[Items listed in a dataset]
☆ ☆ ☆ ☆ ☆

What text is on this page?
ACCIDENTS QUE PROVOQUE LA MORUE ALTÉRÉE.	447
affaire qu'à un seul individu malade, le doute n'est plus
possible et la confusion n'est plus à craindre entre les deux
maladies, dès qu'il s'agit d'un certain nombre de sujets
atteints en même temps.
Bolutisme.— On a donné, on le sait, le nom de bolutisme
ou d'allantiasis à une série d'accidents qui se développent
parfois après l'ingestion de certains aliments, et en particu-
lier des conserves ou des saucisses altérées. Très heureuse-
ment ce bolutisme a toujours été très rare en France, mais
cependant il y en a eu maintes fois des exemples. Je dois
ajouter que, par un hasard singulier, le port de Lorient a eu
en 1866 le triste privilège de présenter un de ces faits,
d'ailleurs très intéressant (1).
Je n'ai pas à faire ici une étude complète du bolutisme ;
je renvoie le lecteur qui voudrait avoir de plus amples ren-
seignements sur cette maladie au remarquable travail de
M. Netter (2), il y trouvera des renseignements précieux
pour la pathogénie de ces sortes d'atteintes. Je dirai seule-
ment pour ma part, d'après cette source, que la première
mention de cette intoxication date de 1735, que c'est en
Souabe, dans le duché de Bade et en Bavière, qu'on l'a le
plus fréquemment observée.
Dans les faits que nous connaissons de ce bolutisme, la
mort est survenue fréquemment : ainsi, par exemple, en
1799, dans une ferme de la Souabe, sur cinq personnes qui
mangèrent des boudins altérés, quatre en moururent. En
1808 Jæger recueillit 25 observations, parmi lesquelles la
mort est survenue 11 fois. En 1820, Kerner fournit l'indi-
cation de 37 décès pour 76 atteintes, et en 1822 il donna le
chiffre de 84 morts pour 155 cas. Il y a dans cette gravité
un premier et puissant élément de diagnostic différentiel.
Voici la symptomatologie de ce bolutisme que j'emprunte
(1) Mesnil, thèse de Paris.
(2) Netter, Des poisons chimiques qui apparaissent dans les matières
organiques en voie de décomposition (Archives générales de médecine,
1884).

☆ ☆ ☆ ☆ ☆

→ Objective
Each line above that holds the string "survenue" should be copied and shown.

→ The output
mort est survenue fréquemment : ainsi, par exemple, en
mort est survenue 11 fois. En 1820, Kerner fournit l'indi-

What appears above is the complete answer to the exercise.